* [TO BE DONE]:
Reproduce each line bearing the word "hình".

--- START EXTRACTED RECORDS ---

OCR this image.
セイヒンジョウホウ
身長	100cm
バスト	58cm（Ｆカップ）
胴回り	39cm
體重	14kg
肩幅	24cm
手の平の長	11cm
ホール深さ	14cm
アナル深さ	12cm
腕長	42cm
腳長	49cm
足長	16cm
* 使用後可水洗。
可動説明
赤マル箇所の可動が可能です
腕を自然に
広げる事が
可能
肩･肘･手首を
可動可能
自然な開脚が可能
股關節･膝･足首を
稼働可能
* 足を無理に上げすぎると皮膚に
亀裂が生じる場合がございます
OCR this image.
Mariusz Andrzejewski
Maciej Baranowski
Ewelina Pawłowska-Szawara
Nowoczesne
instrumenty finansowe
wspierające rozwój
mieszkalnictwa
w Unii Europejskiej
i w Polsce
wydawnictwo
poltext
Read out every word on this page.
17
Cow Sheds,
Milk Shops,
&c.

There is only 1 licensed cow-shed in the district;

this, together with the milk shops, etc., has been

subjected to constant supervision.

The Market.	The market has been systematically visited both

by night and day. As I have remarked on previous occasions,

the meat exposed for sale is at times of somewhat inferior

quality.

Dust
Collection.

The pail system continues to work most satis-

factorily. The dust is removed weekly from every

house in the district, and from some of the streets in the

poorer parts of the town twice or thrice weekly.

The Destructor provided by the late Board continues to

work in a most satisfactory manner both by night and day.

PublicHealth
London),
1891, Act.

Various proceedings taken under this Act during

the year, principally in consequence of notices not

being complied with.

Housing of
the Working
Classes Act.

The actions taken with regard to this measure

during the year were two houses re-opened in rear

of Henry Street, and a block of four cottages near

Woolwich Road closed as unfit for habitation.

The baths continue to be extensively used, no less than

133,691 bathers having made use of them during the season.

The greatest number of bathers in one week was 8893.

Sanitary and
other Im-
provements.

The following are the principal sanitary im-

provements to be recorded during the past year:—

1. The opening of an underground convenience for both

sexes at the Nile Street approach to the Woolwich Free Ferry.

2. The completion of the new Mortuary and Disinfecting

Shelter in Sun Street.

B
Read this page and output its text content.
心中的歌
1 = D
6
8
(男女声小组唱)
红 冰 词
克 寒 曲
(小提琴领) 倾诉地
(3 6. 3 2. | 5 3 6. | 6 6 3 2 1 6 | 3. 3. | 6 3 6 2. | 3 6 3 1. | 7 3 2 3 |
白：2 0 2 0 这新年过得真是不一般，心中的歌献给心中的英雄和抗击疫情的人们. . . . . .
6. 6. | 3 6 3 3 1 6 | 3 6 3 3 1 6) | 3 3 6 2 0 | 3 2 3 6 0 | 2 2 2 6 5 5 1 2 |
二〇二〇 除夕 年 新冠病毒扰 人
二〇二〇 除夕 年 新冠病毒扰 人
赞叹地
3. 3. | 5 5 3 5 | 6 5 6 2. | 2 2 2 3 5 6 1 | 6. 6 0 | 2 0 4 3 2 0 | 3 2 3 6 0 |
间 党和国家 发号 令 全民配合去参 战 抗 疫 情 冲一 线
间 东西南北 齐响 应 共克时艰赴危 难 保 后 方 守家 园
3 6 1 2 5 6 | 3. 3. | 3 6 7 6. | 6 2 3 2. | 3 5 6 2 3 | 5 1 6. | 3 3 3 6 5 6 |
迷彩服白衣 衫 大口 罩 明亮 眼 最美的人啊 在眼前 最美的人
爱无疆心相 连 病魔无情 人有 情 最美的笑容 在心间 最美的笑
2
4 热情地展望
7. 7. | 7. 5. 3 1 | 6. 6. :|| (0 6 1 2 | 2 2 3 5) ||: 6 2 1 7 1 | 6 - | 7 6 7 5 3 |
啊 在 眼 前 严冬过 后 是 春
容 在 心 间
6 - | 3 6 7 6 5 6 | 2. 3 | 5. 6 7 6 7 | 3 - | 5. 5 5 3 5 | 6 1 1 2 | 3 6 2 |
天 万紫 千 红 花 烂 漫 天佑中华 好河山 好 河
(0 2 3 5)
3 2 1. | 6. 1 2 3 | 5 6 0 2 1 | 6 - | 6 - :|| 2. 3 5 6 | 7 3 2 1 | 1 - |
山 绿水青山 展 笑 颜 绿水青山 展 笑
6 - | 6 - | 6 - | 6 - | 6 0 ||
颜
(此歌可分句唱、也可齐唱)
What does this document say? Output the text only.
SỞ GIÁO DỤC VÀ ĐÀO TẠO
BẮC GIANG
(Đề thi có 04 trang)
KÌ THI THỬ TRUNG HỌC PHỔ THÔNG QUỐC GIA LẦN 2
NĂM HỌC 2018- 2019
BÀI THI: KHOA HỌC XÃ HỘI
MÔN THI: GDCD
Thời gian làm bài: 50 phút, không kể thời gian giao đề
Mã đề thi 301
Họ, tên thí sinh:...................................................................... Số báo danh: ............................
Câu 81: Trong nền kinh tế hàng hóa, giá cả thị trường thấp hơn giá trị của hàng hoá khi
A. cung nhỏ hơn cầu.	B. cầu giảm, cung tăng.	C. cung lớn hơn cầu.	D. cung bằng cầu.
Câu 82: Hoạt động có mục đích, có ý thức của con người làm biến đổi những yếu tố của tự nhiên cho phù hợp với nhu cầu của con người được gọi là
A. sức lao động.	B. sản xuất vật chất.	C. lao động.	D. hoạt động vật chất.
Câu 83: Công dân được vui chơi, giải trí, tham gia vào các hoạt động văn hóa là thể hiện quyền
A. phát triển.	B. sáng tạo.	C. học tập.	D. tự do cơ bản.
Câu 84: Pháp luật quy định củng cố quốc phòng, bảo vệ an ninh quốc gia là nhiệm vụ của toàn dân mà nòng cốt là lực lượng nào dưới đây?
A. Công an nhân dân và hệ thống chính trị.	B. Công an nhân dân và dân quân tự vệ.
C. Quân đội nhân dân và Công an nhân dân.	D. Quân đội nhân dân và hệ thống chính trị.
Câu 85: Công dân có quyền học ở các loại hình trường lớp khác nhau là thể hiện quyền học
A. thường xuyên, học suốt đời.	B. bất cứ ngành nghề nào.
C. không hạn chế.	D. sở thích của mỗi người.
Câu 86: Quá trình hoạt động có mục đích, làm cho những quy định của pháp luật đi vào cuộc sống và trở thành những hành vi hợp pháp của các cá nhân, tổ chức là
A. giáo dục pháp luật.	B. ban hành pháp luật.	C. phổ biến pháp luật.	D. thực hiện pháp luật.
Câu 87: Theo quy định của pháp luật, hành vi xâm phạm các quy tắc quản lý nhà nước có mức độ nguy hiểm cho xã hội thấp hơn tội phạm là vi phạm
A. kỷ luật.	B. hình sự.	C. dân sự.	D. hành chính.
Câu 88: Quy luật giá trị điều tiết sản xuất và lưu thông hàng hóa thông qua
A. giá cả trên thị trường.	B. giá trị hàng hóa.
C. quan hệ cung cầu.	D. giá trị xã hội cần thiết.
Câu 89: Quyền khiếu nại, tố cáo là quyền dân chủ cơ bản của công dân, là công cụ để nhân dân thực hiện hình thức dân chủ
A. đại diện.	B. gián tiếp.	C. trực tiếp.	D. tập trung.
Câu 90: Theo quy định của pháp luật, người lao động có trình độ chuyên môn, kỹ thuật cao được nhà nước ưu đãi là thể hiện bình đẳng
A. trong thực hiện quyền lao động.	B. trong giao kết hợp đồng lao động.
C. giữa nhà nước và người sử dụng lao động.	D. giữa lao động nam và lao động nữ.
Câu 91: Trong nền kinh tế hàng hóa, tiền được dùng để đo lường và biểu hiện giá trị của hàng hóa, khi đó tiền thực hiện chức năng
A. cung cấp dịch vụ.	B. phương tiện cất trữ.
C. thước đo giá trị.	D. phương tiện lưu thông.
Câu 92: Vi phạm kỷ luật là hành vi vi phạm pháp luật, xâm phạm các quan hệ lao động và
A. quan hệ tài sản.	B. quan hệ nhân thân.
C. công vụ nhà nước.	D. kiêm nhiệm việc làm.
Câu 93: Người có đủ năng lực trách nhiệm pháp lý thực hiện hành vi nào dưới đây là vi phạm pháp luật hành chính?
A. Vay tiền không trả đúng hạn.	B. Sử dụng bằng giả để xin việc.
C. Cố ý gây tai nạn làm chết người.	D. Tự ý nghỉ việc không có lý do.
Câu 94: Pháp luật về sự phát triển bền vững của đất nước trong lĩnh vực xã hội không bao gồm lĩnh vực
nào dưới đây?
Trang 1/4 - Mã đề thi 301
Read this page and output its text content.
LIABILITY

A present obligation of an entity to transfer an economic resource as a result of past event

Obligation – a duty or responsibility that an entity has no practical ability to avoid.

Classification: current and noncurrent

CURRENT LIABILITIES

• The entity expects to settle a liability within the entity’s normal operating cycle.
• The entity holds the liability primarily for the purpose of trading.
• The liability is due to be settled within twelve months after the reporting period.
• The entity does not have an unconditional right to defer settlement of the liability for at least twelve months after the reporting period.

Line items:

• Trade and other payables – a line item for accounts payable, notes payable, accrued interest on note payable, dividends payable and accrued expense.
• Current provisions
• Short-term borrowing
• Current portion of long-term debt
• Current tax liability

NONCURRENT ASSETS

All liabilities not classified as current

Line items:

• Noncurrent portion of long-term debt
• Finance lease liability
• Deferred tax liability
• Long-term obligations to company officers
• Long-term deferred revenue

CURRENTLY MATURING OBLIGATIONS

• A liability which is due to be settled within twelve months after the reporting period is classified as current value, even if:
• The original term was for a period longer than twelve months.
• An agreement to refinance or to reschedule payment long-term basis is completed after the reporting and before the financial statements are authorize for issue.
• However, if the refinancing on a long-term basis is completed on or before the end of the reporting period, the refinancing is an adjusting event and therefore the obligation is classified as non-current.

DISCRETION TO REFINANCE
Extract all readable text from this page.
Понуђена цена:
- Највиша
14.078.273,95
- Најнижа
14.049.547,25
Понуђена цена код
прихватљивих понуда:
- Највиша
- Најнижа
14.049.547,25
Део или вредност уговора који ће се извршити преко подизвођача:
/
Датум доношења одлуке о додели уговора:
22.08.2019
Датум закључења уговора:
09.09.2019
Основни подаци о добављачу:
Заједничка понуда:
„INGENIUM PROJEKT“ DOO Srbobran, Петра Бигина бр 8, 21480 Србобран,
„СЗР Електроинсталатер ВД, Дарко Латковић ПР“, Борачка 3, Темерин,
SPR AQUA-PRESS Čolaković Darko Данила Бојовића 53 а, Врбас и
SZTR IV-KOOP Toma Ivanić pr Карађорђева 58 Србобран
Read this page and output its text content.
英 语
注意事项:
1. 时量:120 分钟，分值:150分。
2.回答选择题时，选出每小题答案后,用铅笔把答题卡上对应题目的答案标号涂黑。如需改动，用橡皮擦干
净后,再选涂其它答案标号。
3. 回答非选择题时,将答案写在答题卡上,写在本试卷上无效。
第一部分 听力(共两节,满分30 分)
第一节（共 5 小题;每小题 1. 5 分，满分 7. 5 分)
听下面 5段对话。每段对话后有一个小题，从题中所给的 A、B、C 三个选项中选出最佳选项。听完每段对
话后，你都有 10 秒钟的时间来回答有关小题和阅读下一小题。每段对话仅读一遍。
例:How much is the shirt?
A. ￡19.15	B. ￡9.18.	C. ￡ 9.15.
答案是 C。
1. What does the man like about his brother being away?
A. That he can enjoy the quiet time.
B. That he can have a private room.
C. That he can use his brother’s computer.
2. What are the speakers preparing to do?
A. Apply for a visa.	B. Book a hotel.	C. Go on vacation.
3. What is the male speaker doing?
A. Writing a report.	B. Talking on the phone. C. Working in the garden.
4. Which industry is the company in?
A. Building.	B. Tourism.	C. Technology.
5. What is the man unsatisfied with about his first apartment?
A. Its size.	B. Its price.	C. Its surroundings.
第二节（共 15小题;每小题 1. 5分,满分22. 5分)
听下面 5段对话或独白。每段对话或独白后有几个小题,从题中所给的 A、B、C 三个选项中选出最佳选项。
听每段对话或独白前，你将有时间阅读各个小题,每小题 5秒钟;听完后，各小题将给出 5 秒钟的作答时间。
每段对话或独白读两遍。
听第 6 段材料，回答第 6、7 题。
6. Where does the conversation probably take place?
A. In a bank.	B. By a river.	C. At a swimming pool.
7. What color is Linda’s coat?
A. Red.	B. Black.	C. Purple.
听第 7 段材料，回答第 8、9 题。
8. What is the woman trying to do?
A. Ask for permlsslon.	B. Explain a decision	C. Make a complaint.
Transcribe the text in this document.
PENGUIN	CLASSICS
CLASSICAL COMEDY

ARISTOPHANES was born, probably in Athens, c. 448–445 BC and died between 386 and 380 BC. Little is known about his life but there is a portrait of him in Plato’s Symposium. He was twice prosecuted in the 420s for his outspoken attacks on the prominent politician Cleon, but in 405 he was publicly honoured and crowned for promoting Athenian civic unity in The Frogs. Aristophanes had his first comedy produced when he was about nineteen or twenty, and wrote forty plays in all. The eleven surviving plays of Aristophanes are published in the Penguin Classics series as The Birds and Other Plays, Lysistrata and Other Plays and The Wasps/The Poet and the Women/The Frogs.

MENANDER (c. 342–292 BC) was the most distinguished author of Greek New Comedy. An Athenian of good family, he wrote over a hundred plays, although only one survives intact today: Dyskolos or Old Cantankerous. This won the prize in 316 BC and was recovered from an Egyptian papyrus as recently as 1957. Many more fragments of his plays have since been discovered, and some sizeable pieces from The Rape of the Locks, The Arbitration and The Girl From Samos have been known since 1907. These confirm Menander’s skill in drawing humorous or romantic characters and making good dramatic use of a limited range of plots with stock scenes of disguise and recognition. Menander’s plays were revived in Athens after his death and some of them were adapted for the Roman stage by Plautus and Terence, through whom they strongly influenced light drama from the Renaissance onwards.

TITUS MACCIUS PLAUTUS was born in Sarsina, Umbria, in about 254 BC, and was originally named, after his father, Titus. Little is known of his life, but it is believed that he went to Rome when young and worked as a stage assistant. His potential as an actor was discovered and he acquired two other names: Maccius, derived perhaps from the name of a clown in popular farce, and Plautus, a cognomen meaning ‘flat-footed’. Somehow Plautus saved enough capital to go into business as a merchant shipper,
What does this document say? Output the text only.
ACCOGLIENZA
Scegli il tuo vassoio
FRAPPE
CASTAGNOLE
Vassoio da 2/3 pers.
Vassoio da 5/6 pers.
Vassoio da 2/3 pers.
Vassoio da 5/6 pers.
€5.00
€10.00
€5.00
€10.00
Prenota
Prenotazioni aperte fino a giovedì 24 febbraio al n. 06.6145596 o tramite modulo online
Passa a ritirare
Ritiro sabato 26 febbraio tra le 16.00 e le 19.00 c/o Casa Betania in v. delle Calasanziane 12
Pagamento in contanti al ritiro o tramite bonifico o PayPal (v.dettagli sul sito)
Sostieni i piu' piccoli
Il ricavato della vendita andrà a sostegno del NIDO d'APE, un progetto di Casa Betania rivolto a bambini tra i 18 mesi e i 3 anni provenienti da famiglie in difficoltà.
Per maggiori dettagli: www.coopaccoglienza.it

--- END EXTRACTED RECORDS ---

* [CORRECT ANSWER]:
Câu 85: Công dân có quyền học ở các loại hình trường lớp khác nhau là thể hiện quyền học
A. kỷ luật.	B. hình sự.	C. dân sự.	D. hành chính.
Câu 89: Quyền khiếu nại, tố cáo là quyền dân chủ cơ bản của công dân, là công cụ để nhân dân thực hiện hình thức dân chủ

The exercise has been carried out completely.